Copy out every record precisely.

* BEGIN Extracted material *

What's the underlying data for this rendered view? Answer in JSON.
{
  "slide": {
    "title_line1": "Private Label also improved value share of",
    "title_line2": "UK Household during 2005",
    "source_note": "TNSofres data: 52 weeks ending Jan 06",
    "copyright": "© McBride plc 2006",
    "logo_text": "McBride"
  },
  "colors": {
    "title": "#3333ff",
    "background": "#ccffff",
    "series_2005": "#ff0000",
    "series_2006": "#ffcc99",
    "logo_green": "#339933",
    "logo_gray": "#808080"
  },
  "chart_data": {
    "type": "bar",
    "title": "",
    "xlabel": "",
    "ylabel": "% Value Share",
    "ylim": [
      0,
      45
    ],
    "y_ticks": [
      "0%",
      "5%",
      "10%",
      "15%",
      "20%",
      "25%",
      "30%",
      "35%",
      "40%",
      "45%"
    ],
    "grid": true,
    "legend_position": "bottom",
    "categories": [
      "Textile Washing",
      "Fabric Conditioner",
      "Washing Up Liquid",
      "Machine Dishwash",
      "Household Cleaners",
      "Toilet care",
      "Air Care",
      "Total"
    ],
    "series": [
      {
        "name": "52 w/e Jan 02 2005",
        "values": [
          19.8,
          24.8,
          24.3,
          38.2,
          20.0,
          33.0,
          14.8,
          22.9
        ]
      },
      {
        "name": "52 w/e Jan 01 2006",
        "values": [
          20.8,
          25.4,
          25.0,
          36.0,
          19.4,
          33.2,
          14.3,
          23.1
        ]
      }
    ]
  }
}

* END Extracted material *

Completed task |
What's the underlying data for this rendered view? Answer in JSON.
{
  "slide": {
    "title_line1": "Private Label also improved value share of",
    "title_line2": "UK Household during 2005",
    "source_note": "TNSofres data: 52 weeks ending Jan 06",
    "copyright": "© McBride plc 2006",
    "logo_text": "McBride"
  },
  "colors": {
    "title": "#3333ff",
    "background": "#ccffff",
    "series_2005": "#ff0000",
    "series_2006": "#ffcc99",
    "logo_green": "#339933",
    "logo_gray": "#808080"
  },
  "chart_data": {
    "type": "bar",
    "title": "",
    "xlabel": "",
    "ylabel": "% Value Share",
    "ylim": [
      0,
      45
    ],
    "y_ticks": [
      "0%",
      "5%",
      "10%",
      "15%",
      "20%",
      "25%",
      "30%",
      "35%",
      "40%",
      "45%"
    ],
    "grid": true,
    "legend_position": "bottom",
    "categories": [
      "Textile Washing",
      "Fabric Conditioner",
      "Washing Up Liquid",
      "Machine Dishwash",
      "Household Cleaners",
      "Toilet care",
      "Air Care",
      "Total"
    ],
    "series": [
      {
        "name": "52 w/e Jan 02 2005",
        "values": [
          19.8,
          24.8,
          24.3,
          38.2,
          20.0,
          33.0,
          14.8,
          22.9
        ]
      },
      {
        "name": "52 w/e Jan 01 2006",
        "values": [
          20.8,
          25.4,
          25.0,
          36.0,
          19.4,
          33.2,
          14.3,
          23.1
        ]
      }
    ]
  }
}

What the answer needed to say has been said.